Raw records
-- START --
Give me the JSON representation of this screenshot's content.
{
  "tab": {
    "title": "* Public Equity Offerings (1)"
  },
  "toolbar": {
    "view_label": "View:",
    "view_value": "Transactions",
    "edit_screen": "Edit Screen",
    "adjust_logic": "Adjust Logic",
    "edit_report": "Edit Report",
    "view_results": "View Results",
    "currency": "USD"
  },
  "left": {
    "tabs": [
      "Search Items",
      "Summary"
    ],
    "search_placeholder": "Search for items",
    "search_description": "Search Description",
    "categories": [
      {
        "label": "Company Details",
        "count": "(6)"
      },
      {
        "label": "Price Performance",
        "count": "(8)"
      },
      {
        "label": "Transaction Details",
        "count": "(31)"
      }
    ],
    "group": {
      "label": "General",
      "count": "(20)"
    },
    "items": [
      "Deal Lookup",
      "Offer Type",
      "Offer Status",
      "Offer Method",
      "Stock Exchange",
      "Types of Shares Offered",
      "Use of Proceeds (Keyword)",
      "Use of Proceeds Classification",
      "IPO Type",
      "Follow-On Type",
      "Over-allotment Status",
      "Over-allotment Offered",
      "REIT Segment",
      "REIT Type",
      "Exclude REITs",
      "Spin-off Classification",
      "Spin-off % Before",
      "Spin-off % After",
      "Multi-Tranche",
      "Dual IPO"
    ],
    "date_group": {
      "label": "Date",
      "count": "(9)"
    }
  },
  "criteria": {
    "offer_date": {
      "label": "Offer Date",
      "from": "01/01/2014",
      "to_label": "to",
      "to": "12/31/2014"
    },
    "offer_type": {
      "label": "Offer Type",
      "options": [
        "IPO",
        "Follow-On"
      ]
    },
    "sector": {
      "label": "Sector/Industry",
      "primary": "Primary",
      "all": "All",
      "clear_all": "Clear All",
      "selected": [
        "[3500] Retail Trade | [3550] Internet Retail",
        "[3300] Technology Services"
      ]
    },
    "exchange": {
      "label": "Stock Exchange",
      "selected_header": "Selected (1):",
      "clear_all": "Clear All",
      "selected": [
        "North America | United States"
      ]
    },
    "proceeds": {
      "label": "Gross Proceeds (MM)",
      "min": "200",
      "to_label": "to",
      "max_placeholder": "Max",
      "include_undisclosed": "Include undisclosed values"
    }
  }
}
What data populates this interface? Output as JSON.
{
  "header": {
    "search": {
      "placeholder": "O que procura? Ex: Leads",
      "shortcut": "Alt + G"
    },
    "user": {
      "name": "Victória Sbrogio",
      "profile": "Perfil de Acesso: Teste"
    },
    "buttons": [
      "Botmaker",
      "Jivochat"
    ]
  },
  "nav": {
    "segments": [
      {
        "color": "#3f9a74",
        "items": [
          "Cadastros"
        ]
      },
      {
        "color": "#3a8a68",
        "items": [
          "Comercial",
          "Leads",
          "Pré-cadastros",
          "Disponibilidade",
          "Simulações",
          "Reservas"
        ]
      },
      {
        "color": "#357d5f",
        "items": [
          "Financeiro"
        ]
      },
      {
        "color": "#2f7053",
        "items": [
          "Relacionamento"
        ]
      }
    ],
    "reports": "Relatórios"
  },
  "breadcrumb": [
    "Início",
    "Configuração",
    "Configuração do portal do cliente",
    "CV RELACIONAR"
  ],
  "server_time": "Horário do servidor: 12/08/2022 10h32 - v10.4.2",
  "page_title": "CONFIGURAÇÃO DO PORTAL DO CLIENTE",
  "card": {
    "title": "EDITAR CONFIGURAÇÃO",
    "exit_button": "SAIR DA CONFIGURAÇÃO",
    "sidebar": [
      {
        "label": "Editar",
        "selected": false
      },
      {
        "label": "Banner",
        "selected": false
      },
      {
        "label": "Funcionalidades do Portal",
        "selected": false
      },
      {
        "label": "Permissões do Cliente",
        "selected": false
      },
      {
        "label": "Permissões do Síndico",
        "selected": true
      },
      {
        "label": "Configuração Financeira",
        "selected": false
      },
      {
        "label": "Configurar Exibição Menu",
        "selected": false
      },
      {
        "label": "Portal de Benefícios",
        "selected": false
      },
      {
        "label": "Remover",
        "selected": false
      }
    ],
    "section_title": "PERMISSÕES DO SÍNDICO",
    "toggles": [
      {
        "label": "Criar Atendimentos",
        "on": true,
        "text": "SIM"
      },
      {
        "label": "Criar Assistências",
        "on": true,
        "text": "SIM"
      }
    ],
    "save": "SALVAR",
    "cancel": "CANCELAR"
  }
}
-- END --
Select every line in the records above that contains the word "Offered".

      "Types of Shares Offered",
      "Over-allotment Offered",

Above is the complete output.